SET PROBLEM: Extract all of the entries and set them down verbatim.

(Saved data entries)
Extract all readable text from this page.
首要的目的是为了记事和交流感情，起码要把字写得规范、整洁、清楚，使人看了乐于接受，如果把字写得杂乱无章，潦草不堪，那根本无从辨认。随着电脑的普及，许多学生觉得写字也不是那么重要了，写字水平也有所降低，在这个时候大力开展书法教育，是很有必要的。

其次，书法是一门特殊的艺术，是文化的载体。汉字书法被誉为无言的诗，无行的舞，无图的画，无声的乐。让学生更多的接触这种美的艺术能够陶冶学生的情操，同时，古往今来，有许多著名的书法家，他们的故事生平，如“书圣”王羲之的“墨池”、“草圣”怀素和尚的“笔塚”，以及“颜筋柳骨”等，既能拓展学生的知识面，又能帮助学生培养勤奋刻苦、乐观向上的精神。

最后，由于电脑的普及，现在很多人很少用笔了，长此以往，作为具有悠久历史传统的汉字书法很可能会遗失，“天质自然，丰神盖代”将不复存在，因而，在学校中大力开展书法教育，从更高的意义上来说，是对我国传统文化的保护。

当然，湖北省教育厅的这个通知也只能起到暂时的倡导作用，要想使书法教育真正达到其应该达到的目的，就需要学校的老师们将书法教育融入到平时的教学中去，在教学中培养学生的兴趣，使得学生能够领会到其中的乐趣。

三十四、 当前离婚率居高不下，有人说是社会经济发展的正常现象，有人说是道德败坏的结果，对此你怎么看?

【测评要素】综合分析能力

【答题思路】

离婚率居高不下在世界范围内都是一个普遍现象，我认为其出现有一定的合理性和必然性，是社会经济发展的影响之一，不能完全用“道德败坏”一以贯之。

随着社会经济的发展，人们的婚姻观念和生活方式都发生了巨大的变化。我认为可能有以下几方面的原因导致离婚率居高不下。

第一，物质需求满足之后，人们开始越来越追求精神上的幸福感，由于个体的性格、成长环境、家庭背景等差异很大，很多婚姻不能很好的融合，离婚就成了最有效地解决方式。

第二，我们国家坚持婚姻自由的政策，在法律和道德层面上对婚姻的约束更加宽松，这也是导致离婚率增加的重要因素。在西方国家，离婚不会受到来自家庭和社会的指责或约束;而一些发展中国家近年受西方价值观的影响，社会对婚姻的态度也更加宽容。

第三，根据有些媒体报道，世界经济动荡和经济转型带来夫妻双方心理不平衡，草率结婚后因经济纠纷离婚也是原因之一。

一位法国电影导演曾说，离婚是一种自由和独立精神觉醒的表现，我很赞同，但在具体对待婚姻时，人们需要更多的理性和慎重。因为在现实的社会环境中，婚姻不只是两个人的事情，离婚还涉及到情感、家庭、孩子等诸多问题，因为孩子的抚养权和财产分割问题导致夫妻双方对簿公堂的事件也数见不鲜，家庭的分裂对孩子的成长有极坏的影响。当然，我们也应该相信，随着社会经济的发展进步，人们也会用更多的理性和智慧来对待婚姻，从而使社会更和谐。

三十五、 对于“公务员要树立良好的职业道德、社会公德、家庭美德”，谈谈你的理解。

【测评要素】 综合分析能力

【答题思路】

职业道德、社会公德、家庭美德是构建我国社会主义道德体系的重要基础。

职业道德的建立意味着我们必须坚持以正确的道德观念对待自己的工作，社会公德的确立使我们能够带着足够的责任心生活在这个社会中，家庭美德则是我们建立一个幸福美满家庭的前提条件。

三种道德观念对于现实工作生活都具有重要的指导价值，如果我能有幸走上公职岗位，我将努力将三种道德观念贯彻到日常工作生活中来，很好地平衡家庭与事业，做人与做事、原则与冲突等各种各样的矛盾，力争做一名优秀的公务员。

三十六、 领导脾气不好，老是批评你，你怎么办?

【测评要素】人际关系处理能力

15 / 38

ANSWER TO THE EXERCISE:
Extract all readable text from this page.
首要的目的是为了记事和交流感情，起码要把字写得规范、整洁、清楚，使人看了乐于接受，如果把字写得杂乱无章，潦草不堪，那根本无从辨认。随着电脑的普及，许多学生觉得写字也不是那么重要了，写字水平也有所降低，在这个时候大力开展书法教育，是很有必要的。

其次，书法是一门特殊的艺术，是文化的载体。汉字书法被誉为无言的诗，无行的舞，无图的画，无声的乐。让学生更多的接触这种美的艺术能够陶冶学生的情操，同时，古往今来，有许多著名的书法家，他们的故事生平，如“书圣”王羲之的“墨池”、“草圣”怀素和尚的“笔塚”，以及“颜筋柳骨”等，既能拓展学生的知识面，又能帮助学生培养勤奋刻苦、乐观向上的精神。

最后，由于电脑的普及，现在很多人很少用笔了，长此以往，作为具有悠久历史传统的汉字书法很可能会遗失，“天质自然，丰神盖代”将不复存在，因而，在学校中大力开展书法教育，从更高的意义上来说，是对我国传统文化的保护。

当然，湖北省教育厅的这个通知也只能起到暂时的倡导作用，要想使书法教育真正达到其应该达到的目的，就需要学校的老师们将书法教育融入到平时的教学中去，在教学中培养学生的兴趣，使得学生能够领会到其中的乐趣。

三十四、 当前离婚率居高不下，有人说是社会经济发展的正常现象，有人说是道德败坏的结果，对此你怎么看?

【测评要素】综合分析能力

【答题思路】

离婚率居高不下在世界范围内都是一个普遍现象，我认为其出现有一定的合理性和必然性，是社会经济发展的影响之一，不能完全用“道德败坏”一以贯之。

随着社会经济的发展，人们的婚姻观念和生活方式都发生了巨大的变化。我认为可能有以下几方面的原因导致离婚率居高不下。

第一，物质需求满足之后，人们开始越来越追求精神上的幸福感，由于个体的性格、成长环境、家庭背景等差异很大，很多婚姻不能很好的融合，离婚就成了最有效地解决方式。

第二，我们国家坚持婚姻自由的政策，在法律和道德层面上对婚姻的约束更加宽松，这也是导致离婚率增加的重要因素。在西方国家，离婚不会受到来自家庭和社会的指责或约束;而一些发展中国家近年受西方价值观的影响，社会对婚姻的态度也更加宽容。

第三，根据有些媒体报道，世界经济动荡和经济转型带来夫妻双方心理不平衡，草率结婚后因经济纠纷离婚也是原因之一。

一位法国电影导演曾说，离婚是一种自由和独立精神觉醒的表现，我很赞同，但在具体对待婚姻时，人们需要更多的理性和慎重。因为在现实的社会环境中，婚姻不只是两个人的事情，离婚还涉及到情感、家庭、孩子等诸多问题，因为孩子的抚养权和财产分割问题导致夫妻双方对簿公堂的事件也数见不鲜，家庭的分裂对孩子的成长有极坏的影响。当然，我们也应该相信，随着社会经济的发展进步，人们也会用更多的理性和智慧来对待婚姻，从而使社会更和谐。

三十五、 对于“公务员要树立良好的职业道德、社会公德、家庭美德”，谈谈你的理解。

【测评要素】 综合分析能力

【答题思路】

职业道德、社会公德、家庭美德是构建我国社会主义道德体系的重要基础。

职业道德的建立意味着我们必须坚持以正确的道德观念对待自己的工作，社会公德的确立使我们能够带着足够的责任心生活在这个社会中，家庭美德则是我们建立一个幸福美满家庭的前提条件。

三种道德观念对于现实工作生活都具有重要的指导价值，如果我能有幸走上公职岗位，我将努力将三种道德观念贯彻到日常工作生活中来，很好地平衡家庭与事业，做人与做事、原则与冲突等各种各样的矛盾，力争做一名优秀的公务员。

三十六、 领导脾气不好，老是批评你，你怎么办?

【测评要素】人际关系处理能力

15 / 38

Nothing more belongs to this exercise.